• _Record extracts_:
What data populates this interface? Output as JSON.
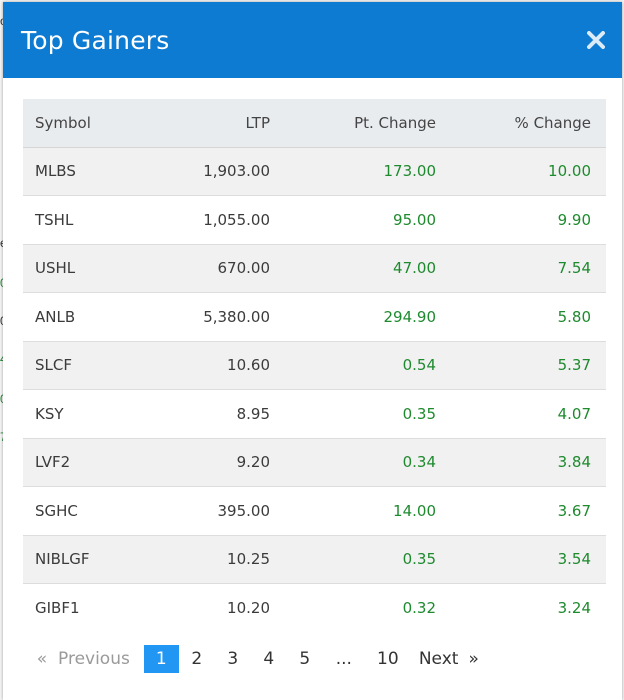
{
  "modal": {
    "title": "Top Gainers"
  },
  "table": {
    "headers": {
      "symbol": "Symbol",
      "ltp": "LTP",
      "pt_change": "Pt. Change",
      "pct_change": "% Change"
    },
    "rows": [
      {
        "symbol": "MLBS",
        "ltp": "1,903.00",
        "pt_change": "173.00",
        "pct_change": "10.00"
      },
      {
        "symbol": "TSHL",
        "ltp": "1,055.00",
        "pt_change": "95.00",
        "pct_change": "9.90"
      },
      {
        "symbol": "USHL",
        "ltp": "670.00",
        "pt_change": "47.00",
        "pct_change": "7.54"
      },
      {
        "symbol": "ANLB",
        "ltp": "5,380.00",
        "pt_change": "294.90",
        "pct_change": "5.80"
      },
      {
        "symbol": "SLCF",
        "ltp": "10.60",
        "pt_change": "0.54",
        "pct_change": "5.37"
      },
      {
        "symbol": "KSY",
        "ltp": "8.95",
        "pt_change": "0.35",
        "pct_change": "4.07"
      },
      {
        "symbol": "LVF2",
        "ltp": "9.20",
        "pt_change": "0.34",
        "pct_change": "3.84"
      },
      {
        "symbol": "SGHC",
        "ltp": "395.00",
        "pt_change": "14.00",
        "pct_change": "3.67"
      },
      {
        "symbol": "NIBLGF",
        "ltp": "10.25",
        "pt_change": "0.35",
        "pct_change": "3.54"
      },
      {
        "symbol": "GIBF1",
        "ltp": "10.20",
        "pt_change": "0.32",
        "pct_change": "3.24"
      }
    ]
  },
  "pagination": {
    "prev_arrow": "«",
    "previous": "Previous",
    "pages": [
      "1",
      "2",
      "3",
      "4",
      "5"
    ],
    "ellipsis": "...",
    "last_page": "10",
    "next": "Next",
    "next_arrow": "»",
    "current_page": "1"
  },
  "background_peek": [
    "o",
    "e",
    "0",
    "0",
    "4",
    "0",
    "7"
  ],
  "colors": {
    "header_bg": "#0d7bd2",
    "positive": "#1e8a2e",
    "active_page": "#2196f3",
    "table_header_bg": "#e9ecef",
    "row_stripe": "#f1f1f1"
  },
  "icons": {
    "close": "close-icon"
  }
}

• _Task goal_: State, as a bare number, how many lines of the listing hold the word "symbol".

• _Task response_: 11